▶ _Extract to read_
§ §

2013 British nature documentary television series

Africa is a 2013 British television series created by the BBC Natural History Unit. It focuses on wildlife and wild habitats in Africa, and was four years in the making. It consists of six hour-long episodes and six 10-minute-long featurettes.

==Broadcast==

As Africa was broadcast on BBC One in the United Kingdom, the six episodes are each an hour in length, comprising the main programme and a 10-minute featurette called Eye to Eye which details the filming of a particular event.

In the United States, Africa was broadcast as a seven-part series on the Discovery Channel starting from 8 January 2013. While the first five episodes are redubbed in the American version as Forest Whitaker gives narration, the sixth ("Africa: The Future") is left untouched as David Attenborough presents the episode on-screen. The seventh is a compilation of the Eye to Eye making-of featurettes.

In China, it was broadcast on the Chinese language version of CCTV-9.

In Singapore, only five episodes of Africa are broadcast on Mediacorp Okto on Animal Nights. The Animal Nights from 15 July 2013 to 24 July 2013 was used to broadcast the documentary. Each telecast was on the Mondays, Wednesdays, and Fridays of the week from 9pm-10pm.

§ §

▶ _Items_

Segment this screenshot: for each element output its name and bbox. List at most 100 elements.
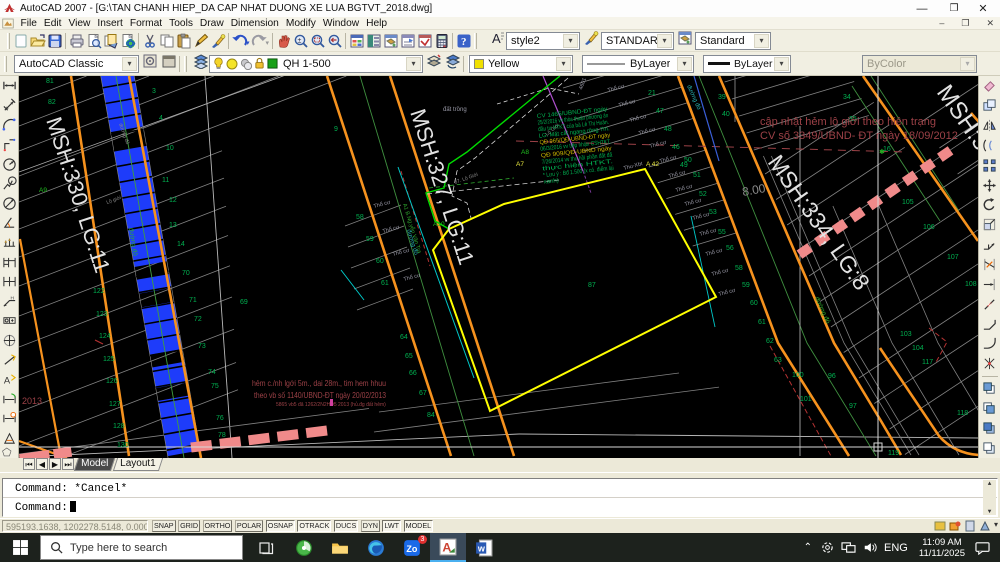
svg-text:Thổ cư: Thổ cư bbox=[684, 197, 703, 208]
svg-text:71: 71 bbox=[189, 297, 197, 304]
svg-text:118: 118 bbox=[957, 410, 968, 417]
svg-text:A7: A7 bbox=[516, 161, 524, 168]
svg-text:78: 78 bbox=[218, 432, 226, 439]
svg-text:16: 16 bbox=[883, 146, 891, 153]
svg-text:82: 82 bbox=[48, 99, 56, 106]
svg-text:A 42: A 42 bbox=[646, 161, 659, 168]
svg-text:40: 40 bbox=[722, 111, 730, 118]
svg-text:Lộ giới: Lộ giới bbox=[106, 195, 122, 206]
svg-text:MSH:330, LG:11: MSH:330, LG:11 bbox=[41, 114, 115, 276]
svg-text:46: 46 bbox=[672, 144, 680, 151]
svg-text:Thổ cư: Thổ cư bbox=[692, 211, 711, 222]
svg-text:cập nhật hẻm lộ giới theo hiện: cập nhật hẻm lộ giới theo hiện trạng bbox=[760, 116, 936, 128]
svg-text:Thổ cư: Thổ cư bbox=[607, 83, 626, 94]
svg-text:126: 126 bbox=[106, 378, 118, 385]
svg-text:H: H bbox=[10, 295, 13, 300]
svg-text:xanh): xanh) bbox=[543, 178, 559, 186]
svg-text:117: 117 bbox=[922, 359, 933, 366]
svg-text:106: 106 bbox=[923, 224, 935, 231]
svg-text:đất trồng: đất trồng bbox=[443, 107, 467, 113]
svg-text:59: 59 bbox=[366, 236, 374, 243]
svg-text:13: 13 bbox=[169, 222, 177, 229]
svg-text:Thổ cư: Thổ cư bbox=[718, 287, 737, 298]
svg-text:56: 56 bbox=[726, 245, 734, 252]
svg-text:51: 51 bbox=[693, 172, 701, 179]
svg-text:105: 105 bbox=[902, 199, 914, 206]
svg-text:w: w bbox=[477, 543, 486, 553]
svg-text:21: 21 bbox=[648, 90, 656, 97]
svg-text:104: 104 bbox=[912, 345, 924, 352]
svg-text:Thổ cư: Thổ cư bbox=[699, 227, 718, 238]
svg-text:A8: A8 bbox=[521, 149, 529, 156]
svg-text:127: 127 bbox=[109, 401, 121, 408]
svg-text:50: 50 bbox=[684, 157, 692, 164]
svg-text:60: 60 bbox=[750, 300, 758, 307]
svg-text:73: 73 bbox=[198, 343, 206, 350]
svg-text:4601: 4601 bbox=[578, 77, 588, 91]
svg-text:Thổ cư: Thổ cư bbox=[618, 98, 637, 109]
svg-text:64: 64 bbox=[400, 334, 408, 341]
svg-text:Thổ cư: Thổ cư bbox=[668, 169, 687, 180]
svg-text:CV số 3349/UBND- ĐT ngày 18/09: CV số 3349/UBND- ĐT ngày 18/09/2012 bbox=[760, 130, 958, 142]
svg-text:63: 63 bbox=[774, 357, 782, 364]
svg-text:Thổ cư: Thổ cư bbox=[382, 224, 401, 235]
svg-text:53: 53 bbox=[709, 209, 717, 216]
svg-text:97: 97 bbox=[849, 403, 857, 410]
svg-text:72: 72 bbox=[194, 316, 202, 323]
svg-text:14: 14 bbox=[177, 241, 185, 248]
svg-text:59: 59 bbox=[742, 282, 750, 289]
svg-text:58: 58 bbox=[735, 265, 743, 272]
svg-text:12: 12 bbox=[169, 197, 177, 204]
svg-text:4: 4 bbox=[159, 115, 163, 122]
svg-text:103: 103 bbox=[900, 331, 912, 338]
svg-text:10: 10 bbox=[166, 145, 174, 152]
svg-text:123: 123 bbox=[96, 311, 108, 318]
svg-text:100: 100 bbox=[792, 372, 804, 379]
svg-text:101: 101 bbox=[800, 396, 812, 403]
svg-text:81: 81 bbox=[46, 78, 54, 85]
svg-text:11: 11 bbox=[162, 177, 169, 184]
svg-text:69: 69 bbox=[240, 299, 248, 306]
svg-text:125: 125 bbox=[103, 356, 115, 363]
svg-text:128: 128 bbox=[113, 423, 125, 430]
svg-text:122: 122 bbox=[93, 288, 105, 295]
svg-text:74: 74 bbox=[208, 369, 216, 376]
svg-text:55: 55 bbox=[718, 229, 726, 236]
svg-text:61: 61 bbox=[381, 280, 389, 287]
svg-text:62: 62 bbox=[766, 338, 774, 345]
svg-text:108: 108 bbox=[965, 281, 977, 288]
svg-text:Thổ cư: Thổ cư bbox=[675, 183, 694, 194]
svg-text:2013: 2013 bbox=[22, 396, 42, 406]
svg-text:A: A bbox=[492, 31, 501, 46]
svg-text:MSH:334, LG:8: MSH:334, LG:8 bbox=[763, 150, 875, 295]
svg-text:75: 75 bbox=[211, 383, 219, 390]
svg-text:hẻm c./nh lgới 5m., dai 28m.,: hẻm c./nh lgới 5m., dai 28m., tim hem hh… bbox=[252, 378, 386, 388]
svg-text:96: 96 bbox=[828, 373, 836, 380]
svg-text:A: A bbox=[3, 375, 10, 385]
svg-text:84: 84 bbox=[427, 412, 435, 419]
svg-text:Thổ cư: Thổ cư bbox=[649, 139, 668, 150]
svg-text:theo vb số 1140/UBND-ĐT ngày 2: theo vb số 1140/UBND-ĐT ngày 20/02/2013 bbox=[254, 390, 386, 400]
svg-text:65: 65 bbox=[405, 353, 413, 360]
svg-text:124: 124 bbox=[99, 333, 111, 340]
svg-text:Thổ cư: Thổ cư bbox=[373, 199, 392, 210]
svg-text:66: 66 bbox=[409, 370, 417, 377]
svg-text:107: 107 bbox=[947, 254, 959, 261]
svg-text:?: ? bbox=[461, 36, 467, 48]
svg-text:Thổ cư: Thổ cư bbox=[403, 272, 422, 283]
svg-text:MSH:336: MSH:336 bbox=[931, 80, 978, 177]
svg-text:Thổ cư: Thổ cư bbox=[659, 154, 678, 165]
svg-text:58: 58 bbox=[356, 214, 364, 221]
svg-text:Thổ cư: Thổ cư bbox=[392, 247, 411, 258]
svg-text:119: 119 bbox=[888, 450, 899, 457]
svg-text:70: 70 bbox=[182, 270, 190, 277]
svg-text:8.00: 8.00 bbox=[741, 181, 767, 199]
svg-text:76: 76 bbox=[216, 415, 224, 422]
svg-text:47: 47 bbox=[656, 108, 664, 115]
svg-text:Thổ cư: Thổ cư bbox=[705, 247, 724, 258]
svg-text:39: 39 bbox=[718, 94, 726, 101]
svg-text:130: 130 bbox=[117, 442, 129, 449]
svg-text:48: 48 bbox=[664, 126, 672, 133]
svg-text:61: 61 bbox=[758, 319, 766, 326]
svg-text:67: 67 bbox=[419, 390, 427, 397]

§ §

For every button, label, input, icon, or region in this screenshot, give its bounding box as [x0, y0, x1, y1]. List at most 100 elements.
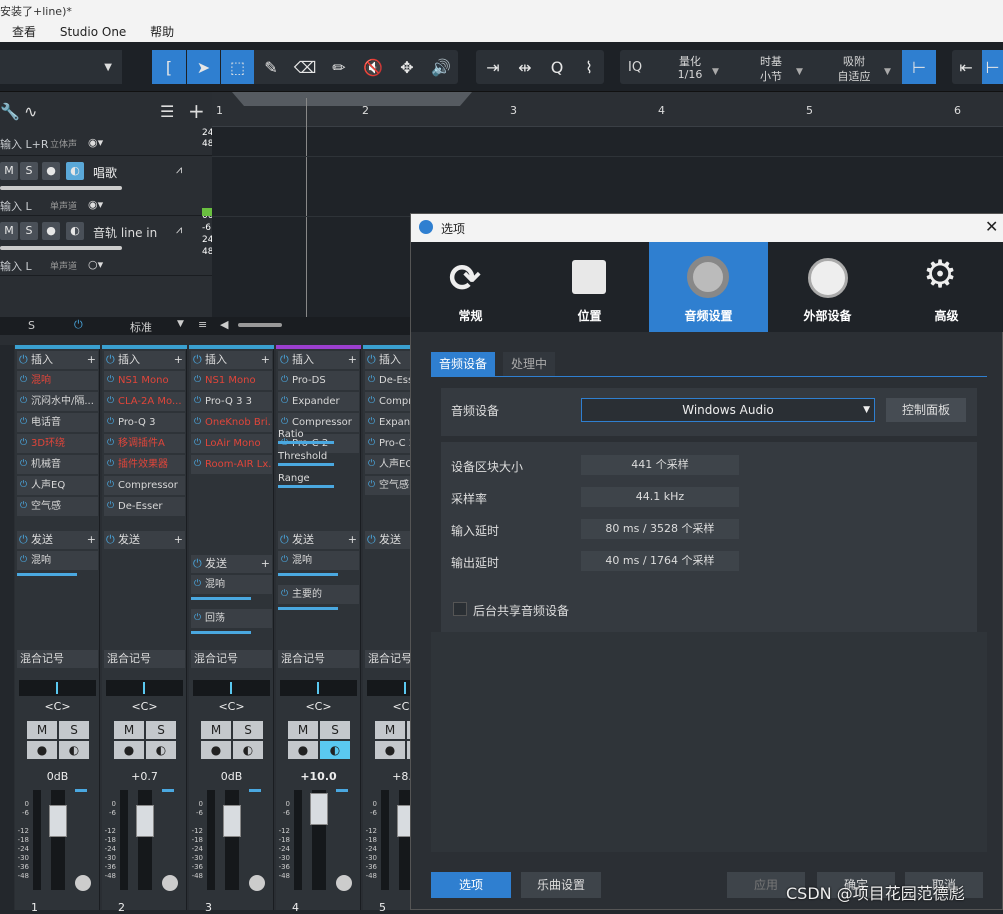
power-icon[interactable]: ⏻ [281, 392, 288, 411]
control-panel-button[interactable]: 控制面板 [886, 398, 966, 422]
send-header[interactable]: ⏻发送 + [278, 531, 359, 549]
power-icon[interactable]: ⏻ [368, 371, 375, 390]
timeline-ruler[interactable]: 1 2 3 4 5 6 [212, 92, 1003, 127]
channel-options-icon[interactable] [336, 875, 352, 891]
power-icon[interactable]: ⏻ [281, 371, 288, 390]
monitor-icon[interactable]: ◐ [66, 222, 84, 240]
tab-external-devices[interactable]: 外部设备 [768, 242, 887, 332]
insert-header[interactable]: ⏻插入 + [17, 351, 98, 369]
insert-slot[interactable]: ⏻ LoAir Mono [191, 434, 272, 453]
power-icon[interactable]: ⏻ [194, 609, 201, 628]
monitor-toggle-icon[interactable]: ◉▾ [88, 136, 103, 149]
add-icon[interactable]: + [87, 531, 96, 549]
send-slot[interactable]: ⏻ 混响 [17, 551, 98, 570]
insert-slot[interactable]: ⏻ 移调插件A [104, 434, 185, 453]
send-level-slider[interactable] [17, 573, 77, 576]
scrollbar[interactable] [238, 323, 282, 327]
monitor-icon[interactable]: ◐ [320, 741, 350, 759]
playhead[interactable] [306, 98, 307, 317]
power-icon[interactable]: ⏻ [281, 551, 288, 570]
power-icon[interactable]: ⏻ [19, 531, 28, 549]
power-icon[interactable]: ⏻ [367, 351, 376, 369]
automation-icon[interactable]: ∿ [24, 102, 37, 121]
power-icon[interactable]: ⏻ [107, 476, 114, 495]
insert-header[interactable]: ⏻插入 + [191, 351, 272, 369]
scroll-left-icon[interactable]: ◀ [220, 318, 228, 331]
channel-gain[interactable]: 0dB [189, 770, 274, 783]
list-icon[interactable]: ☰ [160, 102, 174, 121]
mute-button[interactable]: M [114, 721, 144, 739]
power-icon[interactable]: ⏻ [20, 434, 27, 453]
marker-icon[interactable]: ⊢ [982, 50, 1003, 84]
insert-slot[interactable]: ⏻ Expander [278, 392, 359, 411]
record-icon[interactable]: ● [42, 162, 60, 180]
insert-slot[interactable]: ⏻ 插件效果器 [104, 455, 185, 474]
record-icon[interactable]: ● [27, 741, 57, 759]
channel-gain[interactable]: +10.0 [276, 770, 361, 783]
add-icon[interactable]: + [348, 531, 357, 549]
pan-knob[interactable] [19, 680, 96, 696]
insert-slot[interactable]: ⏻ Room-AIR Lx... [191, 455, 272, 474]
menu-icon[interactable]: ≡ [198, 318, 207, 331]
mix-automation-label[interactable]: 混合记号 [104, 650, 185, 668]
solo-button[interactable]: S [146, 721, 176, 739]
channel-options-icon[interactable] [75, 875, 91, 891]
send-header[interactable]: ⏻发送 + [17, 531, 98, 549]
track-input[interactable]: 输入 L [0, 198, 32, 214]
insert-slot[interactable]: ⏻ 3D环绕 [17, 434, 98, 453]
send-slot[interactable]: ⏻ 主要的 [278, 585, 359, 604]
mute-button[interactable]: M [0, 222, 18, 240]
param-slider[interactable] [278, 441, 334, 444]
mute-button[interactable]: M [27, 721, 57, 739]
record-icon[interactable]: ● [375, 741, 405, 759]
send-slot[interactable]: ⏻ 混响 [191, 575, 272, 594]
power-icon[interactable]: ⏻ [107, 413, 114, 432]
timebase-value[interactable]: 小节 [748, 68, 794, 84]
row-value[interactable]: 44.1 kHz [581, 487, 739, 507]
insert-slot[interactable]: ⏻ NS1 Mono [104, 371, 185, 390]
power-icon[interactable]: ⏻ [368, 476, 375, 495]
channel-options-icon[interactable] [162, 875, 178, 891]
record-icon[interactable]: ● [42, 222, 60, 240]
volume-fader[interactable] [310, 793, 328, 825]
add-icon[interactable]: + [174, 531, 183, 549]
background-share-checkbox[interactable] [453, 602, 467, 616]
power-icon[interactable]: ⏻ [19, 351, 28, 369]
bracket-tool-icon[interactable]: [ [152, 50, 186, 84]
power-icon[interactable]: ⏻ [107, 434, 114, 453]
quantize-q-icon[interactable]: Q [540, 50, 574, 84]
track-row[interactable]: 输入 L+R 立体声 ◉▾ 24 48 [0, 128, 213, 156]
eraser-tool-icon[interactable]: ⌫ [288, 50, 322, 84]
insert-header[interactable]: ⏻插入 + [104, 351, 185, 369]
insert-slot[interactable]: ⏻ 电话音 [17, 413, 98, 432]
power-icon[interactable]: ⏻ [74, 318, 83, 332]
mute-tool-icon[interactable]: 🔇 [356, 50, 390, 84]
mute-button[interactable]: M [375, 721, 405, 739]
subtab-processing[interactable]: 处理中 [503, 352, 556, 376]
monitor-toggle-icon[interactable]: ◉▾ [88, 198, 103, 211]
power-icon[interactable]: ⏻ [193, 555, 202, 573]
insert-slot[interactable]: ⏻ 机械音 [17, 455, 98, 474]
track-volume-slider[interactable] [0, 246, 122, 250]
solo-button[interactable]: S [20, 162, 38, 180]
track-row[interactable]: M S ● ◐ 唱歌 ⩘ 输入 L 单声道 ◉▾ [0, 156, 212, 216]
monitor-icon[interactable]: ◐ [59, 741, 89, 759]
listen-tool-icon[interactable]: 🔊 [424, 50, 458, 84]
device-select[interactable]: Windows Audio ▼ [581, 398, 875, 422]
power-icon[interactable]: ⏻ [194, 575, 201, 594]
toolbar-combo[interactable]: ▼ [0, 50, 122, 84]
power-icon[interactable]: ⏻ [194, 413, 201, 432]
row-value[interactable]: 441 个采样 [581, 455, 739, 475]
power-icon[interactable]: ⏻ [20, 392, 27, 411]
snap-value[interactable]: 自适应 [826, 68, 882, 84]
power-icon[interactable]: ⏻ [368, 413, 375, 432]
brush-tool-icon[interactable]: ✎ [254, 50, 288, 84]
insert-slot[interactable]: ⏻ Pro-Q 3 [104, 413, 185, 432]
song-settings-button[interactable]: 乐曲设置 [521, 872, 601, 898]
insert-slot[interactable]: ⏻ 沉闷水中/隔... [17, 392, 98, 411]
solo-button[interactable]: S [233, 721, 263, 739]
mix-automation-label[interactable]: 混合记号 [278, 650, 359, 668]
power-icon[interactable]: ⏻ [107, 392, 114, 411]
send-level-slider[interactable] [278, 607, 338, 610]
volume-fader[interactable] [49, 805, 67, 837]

§ §

▶ _Work instructions_
1/ In the text about the Africa documentary series, who narrates the first five episodes of the American version?
2/ Extend the text about the Africa documentary series from its final sentence.

▶ _Answers provided_
1/ Forest Whitaker

2/
==Episodes==

| No. | Title | Original release date | UK viewers (millions) |
| 1 | "Kalahari" | 2 January 2013 | 8.52 million viewers |
The series opens in Africa's south west corner and features the wildlife and landscapes of the Kalahari and Namib deserts. Starlight cameras reveal previously unfilmed nocturnal behaviour of black rhinos as they socialise at a Kalahari waterhole, and super slow motion footage captures a fierce battle between two male giraffes. Other sequences show Namibia's famous and mysterious fairy circles, how a fork-tailed drongo's talent for mimicry allows it to steal a meal from a meerkat clan, how ostrichs help their chicks find water, how red-billed queleas defend their nests from marauding armoured bush crickets, and how wheel spiders escape spider wasps. Also, for the first time, cameras enter the world's largest underground lake in Dragon's Breath Cave and film the critically endangered golden cave catfish. Eye to Eye looks behind the scenes of the rhino and giraffe filming by cinematographer Martyn Colbeck.
| 2 | "Savannah" | 9 January 2013 | 7.52 million viewers |
East Africa is the subject of the second programme, from the glaciated peaks of the Rwenzori Mountains to the savannahs and caustic soda lakes of the Great Rift Valley. The filmmakers focus on the life and death decisions animals must make in this ever-changing region. On the savannah, agama lizards play a game of dare as they approach a sleeping pride of lions to catch flying insects. Ancient forests in the Savannah are now roamed with mountain gorillas. A shoebill chick is filmed attacking its weaker sibling, forcing the parents to abandon it. On the plains of Amboseli, the worst drought for 50 years claims the life of an elephant calf, one of hundreds which perish from starvation. Their resilience and adaptability is highlighted by the returning rains, which bring together large herds to socialize. In Eye to Eye, cameraman Mark Deeble discusses the ethics of filming the dying elephant calf.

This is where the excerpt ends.